━━ Excerpted data ━━

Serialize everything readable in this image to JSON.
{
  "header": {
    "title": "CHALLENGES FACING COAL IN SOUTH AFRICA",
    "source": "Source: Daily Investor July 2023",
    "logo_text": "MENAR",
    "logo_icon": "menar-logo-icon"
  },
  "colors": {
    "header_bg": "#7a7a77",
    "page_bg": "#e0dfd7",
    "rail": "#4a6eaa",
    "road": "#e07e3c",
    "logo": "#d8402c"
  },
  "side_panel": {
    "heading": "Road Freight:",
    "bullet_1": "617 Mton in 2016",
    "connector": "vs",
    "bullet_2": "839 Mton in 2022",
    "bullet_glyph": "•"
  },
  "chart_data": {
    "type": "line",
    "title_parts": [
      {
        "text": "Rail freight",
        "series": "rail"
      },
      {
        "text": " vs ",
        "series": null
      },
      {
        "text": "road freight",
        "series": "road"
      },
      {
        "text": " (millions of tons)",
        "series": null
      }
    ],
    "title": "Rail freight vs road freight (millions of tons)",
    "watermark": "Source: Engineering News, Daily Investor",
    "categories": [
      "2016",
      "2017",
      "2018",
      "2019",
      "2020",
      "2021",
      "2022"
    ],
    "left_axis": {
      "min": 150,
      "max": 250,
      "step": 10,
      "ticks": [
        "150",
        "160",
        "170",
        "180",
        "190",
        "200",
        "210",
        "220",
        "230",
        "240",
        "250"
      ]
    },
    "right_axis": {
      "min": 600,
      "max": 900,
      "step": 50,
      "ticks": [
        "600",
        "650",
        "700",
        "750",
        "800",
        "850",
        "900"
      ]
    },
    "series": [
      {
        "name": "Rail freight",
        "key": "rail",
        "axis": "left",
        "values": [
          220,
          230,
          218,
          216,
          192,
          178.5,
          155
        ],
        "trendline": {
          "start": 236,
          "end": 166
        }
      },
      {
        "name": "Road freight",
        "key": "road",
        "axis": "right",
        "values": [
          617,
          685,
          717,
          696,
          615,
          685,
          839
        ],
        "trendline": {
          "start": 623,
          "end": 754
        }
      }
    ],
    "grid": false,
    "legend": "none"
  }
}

━━━

- Aim:
Reproduce the entries above in full, verbatim.

- Result for this task:
Serialize everything readable in this image to JSON.
{
  "header": {
    "title": "CHALLENGES FACING COAL IN SOUTH AFRICA",
    "source": "Source: Daily Investor July 2023",
    "logo_text": "MENAR",
    "logo_icon": "menar-logo-icon"
  },
  "colors": {
    "header_bg": "#7a7a77",
    "page_bg": "#e0dfd7",
    "rail": "#4a6eaa",
    "road": "#e07e3c",
    "logo": "#d8402c"
  },
  "side_panel": {
    "heading": "Road Freight:",
    "bullet_1": "617 Mton in 2016",
    "connector": "vs",
    "bullet_2": "839 Mton in 2022",
    "bullet_glyph": "•"
  },
  "chart_data": {
    "type": "line",
    "title_parts": [
      {
        "text": "Rail freight",
        "series": "rail"
      },
      {
        "text": " vs ",
        "series": null
      },
      {
        "text": "road freight",
        "series": "road"
      },
      {
        "text": " (millions of tons)",
        "series": null
      }
    ],
    "title": "Rail freight vs road freight (millions of tons)",
    "watermark": "Source: Engineering News, Daily Investor",
    "categories": [
      "2016",
      "2017",
      "2018",
      "2019",
      "2020",
      "2021",
      "2022"
    ],
    "left_axis": {
      "min": 150,
      "max": 250,
      "step": 10,
      "ticks": [
        "150",
        "160",
        "170",
        "180",
        "190",
        "200",
        "210",
        "220",
        "230",
        "240",
        "250"
      ]
    },
    "right_axis": {
      "min": 600,
      "max": 900,
      "step": 50,
      "ticks": [
        "600",
        "650",
        "700",
        "750",
        "800",
        "850",
        "900"
      ]
    },
    "series": [
      {
        "name": "Rail freight",
        "key": "rail",
        "axis": "left",
        "values": [
          220,
          230,
          218,
          216,
          192,
          178.5,
          155
        ],
        "trendline": {
          "start": 236,
          "end": 166
        }
      },
      {
        "name": "Road freight",
        "key": "road",
        "axis": "right",
        "values": [
          617,
          685,
          717,
          696,
          615,
          685,
          839
        ],
        "trendline": {
          "start": 623,
          "end": 754
        }
      }
    ],
    "grid": false,
    "legend": "none"
  }
}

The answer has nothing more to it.